Problem — Could you copy every line from the material below in which "this" appears?

Task input —
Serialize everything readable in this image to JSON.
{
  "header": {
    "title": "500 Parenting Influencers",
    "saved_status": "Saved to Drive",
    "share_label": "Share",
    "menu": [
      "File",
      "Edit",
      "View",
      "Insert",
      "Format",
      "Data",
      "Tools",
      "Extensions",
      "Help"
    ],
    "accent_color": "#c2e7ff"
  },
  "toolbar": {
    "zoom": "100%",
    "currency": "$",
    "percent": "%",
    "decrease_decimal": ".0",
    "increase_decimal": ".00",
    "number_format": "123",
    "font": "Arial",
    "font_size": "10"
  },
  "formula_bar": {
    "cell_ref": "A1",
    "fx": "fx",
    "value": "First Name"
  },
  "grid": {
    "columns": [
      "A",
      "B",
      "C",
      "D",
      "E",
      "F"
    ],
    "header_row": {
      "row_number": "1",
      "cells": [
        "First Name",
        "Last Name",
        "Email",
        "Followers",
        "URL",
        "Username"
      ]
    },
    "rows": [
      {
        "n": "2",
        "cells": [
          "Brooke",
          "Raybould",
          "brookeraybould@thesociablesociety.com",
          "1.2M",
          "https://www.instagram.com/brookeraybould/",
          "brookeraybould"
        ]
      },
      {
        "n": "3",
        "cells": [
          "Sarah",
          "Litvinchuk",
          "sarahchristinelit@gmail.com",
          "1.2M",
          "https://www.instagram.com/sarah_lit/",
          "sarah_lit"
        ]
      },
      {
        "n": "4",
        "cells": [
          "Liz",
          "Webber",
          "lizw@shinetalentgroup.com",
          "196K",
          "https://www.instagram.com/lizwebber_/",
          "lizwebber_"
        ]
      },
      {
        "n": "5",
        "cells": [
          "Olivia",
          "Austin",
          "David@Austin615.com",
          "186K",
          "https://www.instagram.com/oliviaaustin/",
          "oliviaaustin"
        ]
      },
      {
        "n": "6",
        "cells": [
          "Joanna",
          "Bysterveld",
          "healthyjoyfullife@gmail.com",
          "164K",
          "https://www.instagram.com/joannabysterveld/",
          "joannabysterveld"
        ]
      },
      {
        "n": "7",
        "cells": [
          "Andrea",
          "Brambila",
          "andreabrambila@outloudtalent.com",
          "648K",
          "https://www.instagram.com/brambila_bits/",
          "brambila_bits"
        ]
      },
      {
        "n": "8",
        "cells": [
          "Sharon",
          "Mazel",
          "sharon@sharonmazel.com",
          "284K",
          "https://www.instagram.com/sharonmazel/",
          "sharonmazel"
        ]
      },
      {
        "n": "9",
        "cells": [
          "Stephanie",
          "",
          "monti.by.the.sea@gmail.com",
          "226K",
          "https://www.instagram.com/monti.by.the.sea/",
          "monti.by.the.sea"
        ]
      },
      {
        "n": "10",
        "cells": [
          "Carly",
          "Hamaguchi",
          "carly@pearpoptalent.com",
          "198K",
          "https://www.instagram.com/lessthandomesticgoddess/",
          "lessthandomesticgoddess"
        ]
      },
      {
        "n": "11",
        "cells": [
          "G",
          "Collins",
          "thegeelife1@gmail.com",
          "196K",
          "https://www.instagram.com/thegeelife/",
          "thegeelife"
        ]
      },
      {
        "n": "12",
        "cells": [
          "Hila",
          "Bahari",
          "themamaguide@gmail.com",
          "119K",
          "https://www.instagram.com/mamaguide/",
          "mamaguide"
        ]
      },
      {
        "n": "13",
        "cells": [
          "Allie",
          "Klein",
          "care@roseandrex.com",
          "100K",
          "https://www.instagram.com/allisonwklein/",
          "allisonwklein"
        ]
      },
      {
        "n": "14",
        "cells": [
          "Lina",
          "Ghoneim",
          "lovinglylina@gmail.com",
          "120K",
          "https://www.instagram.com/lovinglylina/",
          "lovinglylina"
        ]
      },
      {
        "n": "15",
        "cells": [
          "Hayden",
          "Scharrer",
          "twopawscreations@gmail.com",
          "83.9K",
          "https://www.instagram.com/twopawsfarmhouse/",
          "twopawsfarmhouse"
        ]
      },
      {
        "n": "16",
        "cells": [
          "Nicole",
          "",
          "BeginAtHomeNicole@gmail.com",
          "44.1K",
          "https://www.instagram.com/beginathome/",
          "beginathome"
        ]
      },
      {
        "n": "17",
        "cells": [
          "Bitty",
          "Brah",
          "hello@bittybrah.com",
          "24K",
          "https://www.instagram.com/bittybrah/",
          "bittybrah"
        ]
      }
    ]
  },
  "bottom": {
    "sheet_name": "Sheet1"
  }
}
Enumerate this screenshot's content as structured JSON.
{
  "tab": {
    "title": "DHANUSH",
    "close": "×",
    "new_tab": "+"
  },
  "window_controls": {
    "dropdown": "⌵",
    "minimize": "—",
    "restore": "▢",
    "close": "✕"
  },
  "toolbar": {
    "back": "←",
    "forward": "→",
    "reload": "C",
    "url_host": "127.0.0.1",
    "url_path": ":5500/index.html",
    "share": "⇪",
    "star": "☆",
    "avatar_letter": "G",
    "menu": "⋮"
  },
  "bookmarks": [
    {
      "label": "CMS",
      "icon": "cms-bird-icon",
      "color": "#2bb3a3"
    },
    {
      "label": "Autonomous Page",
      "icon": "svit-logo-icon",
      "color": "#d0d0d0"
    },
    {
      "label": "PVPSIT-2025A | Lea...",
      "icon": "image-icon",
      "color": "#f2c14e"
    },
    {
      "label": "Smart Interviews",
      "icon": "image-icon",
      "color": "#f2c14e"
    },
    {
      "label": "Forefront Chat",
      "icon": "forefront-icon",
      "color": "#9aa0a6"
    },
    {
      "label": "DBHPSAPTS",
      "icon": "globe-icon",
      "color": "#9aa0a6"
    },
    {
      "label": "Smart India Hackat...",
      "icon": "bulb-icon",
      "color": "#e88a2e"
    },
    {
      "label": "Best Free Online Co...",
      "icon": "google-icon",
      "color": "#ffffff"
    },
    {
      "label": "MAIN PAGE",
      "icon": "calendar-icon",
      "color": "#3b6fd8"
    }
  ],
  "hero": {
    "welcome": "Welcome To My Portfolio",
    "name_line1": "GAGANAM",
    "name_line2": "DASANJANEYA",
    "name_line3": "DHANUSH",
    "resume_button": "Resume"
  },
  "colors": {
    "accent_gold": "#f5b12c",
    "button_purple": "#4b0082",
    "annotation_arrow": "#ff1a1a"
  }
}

Problem solution —
Serialize everything readable in this image to JSON.
Enumerate this screenshot's content as structured JSON.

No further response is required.